■ Your goal: Rewrite every line of the items below as a numbered list, leaving out any blank lines.
++++++++++
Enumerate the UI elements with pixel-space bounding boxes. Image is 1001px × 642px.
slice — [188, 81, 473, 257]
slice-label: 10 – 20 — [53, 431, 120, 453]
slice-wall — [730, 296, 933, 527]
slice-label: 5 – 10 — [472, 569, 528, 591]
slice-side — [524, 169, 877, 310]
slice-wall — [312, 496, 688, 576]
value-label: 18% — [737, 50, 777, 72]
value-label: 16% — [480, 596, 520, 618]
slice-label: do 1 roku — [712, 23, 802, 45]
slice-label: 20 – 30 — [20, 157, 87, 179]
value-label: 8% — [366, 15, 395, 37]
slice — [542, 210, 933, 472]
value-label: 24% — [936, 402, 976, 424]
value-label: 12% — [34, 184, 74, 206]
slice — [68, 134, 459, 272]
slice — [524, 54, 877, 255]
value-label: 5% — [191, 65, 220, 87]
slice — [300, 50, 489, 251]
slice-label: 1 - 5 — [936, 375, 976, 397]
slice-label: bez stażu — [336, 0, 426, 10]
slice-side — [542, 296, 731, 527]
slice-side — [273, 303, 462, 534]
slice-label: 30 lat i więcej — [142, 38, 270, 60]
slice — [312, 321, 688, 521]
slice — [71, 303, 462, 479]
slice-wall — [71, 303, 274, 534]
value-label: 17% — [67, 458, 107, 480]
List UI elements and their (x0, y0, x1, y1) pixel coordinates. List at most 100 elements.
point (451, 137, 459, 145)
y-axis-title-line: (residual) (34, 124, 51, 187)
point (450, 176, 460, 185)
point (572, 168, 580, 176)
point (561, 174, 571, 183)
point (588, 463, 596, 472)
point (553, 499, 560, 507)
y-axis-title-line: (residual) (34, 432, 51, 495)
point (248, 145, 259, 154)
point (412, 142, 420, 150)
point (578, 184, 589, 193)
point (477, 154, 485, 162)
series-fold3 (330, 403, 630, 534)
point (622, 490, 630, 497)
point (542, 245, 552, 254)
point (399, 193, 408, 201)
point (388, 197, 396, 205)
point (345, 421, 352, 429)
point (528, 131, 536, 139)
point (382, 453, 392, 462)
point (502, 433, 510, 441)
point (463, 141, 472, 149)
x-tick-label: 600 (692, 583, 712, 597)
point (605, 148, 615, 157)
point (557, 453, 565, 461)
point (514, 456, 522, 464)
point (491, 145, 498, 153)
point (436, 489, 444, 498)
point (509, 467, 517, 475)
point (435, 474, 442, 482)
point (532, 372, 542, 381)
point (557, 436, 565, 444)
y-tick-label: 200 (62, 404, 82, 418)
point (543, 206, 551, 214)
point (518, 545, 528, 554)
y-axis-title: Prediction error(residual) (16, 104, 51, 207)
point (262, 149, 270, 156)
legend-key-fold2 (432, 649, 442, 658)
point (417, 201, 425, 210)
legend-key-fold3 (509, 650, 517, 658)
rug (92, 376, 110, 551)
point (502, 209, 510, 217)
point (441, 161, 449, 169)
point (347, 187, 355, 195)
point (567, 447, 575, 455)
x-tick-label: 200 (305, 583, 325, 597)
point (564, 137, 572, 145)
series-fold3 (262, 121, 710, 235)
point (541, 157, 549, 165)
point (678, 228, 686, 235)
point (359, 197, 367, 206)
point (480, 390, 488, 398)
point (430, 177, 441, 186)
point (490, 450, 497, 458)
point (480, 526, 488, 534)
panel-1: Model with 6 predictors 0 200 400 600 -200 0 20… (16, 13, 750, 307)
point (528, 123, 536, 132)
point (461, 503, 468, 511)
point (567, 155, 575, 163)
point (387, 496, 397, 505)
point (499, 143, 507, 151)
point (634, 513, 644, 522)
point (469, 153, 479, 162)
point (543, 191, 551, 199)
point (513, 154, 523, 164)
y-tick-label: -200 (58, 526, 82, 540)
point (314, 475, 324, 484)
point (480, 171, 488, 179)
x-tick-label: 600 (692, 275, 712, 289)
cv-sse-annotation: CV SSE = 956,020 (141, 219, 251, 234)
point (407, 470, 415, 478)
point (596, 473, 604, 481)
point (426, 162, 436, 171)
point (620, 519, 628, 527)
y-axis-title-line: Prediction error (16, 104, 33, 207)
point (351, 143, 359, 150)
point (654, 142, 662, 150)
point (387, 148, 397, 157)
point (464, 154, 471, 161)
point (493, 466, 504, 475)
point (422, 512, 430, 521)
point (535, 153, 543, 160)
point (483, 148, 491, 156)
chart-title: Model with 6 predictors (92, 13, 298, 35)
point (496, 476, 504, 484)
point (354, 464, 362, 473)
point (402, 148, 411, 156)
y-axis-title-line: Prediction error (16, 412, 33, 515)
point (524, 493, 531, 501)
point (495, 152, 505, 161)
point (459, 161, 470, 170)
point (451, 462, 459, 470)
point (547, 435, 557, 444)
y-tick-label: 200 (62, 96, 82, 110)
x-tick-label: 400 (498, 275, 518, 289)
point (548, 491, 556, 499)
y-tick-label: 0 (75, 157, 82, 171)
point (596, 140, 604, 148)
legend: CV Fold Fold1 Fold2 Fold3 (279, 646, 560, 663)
++++++++++
■ Task answer:
1. Enumerate the UI elements with pixel-space bounding boxes. Image is 1001px × 642px.
2. slice — [188, 81, 473, 257]
3. slice-label: 10 – 20 — [53, 431, 120, 453]
4. slice-wall — [730, 296, 933, 527]
5. slice-label: 5 – 10 — [472, 569, 528, 591]
6. slice-side — [524, 169, 877, 310]
7. slice-wall — [312, 496, 688, 576]
8. value-label: 18% — [737, 50, 777, 72]
9. value-label: 16% — [480, 596, 520, 618]
10. slice-label: do 1 roku — [712, 23, 802, 45]
11. slice-label: 20 – 30 — [20, 157, 87, 179]
12. value-label: 8% — [366, 15, 395, 37]
13. slice — [542, 210, 933, 472]
14. value-label: 24% — [936, 402, 976, 424]
15. value-label: 12% — [34, 184, 74, 206]
16. slice — [68, 134, 459, 272]
17. slice — [524, 54, 877, 255]
18. value-label: 5% — [191, 65, 220, 87]
19. slice — [300, 50, 489, 251]
20. slice-label: 1 - 5 — [936, 375, 976, 397]
21. slice-label: bez stażu — [336, 0, 426, 10]
22. slice-side — [542, 296, 731, 527]
23. slice-side — [273, 303, 462, 534]
24. slice-label: 30 lat i więcej — [142, 38, 270, 60]
25. slice — [312, 321, 688, 521]
26. slice — [71, 303, 462, 479]
27. slice-wall — [71, 303, 274, 534]
28. value-label: 17% — [67, 458, 107, 480]
29. List UI elements and their (x0, y0, x1, y1) pixel coordinates. List at most 100 elements.
30. point (451, 137, 459, 145)
31. y-axis-title-line: (residual) (34, 124, 51, 187)
32. point (450, 176, 460, 185)
33. point (572, 168, 580, 176)
34. point (561, 174, 571, 183)
35. point (588, 463, 596, 472)
36. point (553, 499, 560, 507)
37. y-axis-title-line: (residual) (34, 432, 51, 495)
38. point (248, 145, 259, 154)
39. point (412, 142, 420, 150)
40. point (578, 184, 589, 193)
41. point (477, 154, 485, 162)
42. series-fold3 (330, 403, 630, 534)
43. point (622, 490, 630, 497)
44. point (542, 245, 552, 254)
45. point (399, 193, 408, 201)
46. point (388, 197, 396, 205)
47. point (345, 421, 352, 429)
48. point (528, 131, 536, 139)
49. point (382, 453, 392, 462)
50. point (502, 433, 510, 441)
51. point (463, 141, 472, 149)
52. x-tick-label: 600 (692, 583, 712, 597)
53. point (605, 148, 615, 157)
54. point (557, 453, 565, 461)
55. point (514, 456, 522, 464)
56. point (491, 145, 498, 153)
57. point (436, 489, 444, 498)
58. point (509, 467, 517, 475)
59. point (435, 474, 442, 482)
60. point (532, 372, 542, 381)
61. point (557, 436, 565, 444)
62. y-tick-label: 200 (62, 404, 82, 418)
63. point (543, 206, 551, 214)
64. point (518, 545, 528, 554)
65. y-axis-title: Prediction error(residual) (16, 104, 51, 207)
66. point (262, 149, 270, 156)
67. legend-key-fold2 (432, 649, 442, 658)
68. point (417, 201, 425, 210)
69. legend-key-fold3 (509, 650, 517, 658)
70. rug (92, 376, 110, 551)
71. point (502, 209, 510, 217)
72. point (441, 161, 449, 169)
73. point (347, 187, 355, 195)
74. point (567, 447, 575, 455)
75. x-tick-label: 200 (305, 583, 325, 597)
76. point (564, 137, 572, 145)
77. series-fold3 (262, 121, 710, 235)
78. point (541, 157, 549, 165)
79. point (678, 228, 686, 235)
80. point (359, 197, 367, 206)
81. point (480, 390, 488, 398)
82. point (430, 177, 441, 186)
83. point (490, 450, 497, 458)
84. point (480, 526, 488, 534)
85. panel-1: Model with 6 predictors 0 200 400 600 -200 0 20… (16, 13, 750, 307)
86. point (528, 123, 536, 132)
87. point (461, 503, 468, 511)
88. point (567, 155, 575, 163)
89. point (387, 496, 397, 505)
90. point (499, 143, 507, 151)
91. point (634, 513, 644, 522)
92. point (469, 153, 479, 162)
93. point (543, 191, 551, 199)
94. point (513, 154, 523, 164)
95. y-tick-label: -200 (58, 526, 82, 540)
96. point (314, 475, 324, 484)
97. point (480, 171, 488, 179)
98. x-tick-label: 600 (692, 275, 712, 289)
99. cv-sse-annotation: CV SSE = 956,020 (141, 219, 251, 234)
100. point (407, 470, 415, 478)
101. point (596, 473, 604, 481)
102. point (426, 162, 436, 171)
103. point (620, 519, 628, 527)
104. y-axis-title-line: Prediction error (16, 104, 33, 207)
105. point (351, 143, 359, 150)
106. point (654, 142, 662, 150)
107. point (387, 148, 397, 157)
108. point (464, 154, 471, 161)
109. point (493, 466, 504, 475)
110. point (422, 512, 430, 521)
111. point (535, 153, 543, 160)
112. point (483, 148, 491, 156)
113. chart-title: Model with 6 predictors (92, 13, 298, 35)
114. point (496, 476, 504, 484)
115. point (354, 464, 362, 473)
116. point (402, 148, 411, 156)
117. y-axis-title-line: Prediction error (16, 412, 33, 515)
118. point (524, 493, 531, 501)
119. point (495, 152, 505, 161)
120. point (459, 161, 470, 170)
121. point (451, 462, 459, 470)
122. point (547, 435, 557, 444)
123. y-tick-label: 200 (62, 96, 82, 110)
124. x-tick-label: 400 (498, 275, 518, 289)
125. point (548, 491, 556, 499)
126. y-tick-label: 0 (75, 157, 82, 171)
127. point (596, 140, 604, 148)
128. legend: CV Fold Fold1 Fold2 Fold3 (279, 646, 560, 663)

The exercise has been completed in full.